▸ Material for this exercise:
BEGIN

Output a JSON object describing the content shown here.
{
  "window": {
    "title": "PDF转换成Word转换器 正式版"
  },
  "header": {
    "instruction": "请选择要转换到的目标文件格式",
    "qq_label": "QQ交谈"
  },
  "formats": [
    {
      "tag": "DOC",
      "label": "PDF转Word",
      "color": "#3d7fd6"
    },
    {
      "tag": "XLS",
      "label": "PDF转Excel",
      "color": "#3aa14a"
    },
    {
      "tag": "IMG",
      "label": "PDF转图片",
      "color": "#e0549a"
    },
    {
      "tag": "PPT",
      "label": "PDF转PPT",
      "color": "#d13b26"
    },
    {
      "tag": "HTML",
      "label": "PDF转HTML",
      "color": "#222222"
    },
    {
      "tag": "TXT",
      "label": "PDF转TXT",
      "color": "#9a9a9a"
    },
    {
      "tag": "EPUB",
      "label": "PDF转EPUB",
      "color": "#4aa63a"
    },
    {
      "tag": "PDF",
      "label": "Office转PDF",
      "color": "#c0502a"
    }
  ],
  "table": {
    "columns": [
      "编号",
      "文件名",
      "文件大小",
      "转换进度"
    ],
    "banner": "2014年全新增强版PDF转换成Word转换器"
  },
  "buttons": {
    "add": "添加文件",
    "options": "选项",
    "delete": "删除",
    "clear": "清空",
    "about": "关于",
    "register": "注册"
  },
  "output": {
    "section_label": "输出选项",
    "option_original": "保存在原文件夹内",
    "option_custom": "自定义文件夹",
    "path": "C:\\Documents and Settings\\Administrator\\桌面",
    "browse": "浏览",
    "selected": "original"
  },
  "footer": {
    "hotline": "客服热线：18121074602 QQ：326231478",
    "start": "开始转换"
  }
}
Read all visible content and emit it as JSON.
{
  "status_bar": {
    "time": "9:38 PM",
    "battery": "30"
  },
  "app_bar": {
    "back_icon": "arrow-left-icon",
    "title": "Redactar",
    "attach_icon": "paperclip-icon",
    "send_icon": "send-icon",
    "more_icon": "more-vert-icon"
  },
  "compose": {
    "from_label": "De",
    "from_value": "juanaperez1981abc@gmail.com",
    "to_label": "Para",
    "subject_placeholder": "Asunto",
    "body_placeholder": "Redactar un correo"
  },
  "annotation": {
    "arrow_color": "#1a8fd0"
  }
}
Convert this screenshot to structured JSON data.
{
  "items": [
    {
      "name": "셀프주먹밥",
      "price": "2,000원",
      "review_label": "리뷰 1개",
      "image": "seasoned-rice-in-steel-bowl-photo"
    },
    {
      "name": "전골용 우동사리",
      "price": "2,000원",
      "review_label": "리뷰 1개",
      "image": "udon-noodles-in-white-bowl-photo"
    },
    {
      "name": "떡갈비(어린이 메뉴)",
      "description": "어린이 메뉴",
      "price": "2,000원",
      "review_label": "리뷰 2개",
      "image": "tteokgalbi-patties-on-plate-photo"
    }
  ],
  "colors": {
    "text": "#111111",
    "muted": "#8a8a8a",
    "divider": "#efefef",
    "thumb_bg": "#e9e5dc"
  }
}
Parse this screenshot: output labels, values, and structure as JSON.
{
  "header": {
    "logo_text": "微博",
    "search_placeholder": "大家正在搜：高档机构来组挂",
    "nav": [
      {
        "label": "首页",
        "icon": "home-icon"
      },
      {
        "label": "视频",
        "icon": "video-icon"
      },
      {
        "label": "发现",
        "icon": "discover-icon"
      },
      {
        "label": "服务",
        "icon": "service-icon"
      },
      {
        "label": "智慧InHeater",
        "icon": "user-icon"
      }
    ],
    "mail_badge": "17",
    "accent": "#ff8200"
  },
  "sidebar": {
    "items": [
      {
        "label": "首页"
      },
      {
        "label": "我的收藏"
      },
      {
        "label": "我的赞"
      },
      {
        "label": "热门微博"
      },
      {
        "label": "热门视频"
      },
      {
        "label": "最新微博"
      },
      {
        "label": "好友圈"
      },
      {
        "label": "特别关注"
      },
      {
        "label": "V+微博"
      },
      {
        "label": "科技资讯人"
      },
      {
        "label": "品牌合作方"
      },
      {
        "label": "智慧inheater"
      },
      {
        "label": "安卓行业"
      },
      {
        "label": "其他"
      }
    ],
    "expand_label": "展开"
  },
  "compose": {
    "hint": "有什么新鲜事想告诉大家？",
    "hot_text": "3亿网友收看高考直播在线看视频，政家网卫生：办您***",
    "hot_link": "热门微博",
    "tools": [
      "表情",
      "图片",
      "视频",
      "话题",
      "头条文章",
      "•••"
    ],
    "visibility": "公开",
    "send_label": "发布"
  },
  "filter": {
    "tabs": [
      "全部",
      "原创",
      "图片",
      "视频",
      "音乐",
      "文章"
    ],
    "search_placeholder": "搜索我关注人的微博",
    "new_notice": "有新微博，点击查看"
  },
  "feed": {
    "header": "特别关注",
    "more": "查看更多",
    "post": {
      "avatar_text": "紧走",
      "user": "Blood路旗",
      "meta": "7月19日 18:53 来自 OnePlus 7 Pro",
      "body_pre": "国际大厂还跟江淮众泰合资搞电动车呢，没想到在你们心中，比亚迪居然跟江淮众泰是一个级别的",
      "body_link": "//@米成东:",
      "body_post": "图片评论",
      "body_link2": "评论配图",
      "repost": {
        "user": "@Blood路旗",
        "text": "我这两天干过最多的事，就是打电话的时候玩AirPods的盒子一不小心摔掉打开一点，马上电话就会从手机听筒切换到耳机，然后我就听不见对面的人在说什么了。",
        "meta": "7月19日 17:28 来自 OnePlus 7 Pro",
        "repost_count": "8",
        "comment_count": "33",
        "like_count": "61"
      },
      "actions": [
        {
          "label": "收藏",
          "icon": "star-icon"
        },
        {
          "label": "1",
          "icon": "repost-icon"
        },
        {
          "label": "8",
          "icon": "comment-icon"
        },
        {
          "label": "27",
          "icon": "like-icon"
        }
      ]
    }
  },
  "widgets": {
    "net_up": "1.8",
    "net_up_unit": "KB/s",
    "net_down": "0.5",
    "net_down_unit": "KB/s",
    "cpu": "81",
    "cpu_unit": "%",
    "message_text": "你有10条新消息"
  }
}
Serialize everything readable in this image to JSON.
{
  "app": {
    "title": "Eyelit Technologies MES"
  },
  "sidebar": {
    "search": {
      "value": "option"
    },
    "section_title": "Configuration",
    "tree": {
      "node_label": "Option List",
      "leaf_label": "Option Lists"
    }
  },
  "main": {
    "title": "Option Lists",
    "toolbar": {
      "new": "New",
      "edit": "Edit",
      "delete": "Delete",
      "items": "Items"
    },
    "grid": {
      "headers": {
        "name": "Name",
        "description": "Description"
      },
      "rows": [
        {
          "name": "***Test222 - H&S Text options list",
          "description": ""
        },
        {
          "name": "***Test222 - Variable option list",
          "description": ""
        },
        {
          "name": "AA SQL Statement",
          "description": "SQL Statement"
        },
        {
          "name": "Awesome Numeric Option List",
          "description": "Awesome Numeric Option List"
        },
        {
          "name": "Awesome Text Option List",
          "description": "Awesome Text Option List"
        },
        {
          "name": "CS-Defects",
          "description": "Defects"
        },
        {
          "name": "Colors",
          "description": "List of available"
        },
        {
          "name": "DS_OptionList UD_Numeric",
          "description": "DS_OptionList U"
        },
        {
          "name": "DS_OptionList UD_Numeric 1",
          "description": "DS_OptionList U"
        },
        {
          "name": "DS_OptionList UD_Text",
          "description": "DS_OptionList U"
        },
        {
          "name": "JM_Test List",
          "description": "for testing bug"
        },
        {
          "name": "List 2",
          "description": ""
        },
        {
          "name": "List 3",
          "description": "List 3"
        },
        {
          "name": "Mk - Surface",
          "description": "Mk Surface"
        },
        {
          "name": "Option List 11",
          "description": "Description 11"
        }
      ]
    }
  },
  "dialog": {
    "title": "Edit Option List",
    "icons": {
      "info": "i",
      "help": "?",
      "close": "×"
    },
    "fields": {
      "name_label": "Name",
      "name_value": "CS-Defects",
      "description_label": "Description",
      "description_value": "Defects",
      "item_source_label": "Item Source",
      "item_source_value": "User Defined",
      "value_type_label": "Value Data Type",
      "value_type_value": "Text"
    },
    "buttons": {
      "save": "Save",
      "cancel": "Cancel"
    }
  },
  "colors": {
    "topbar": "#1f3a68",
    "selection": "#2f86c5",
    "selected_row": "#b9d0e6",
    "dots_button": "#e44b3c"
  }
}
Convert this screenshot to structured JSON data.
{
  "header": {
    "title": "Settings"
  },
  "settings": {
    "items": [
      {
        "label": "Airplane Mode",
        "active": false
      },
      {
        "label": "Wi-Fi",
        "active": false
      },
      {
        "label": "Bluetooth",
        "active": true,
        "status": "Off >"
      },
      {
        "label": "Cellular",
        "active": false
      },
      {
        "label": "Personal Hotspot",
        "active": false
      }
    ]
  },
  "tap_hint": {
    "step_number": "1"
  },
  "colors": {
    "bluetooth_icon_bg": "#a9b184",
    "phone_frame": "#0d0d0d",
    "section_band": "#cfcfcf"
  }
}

END

▸ Directive: Copy out every line with the word "meta".

▸ Solution for this task:
      "meta": "7月19日 18:53 来自 OnePlus 7 Pro",
        "meta": "7月19日 17:28 来自 OnePlus 7 Pro",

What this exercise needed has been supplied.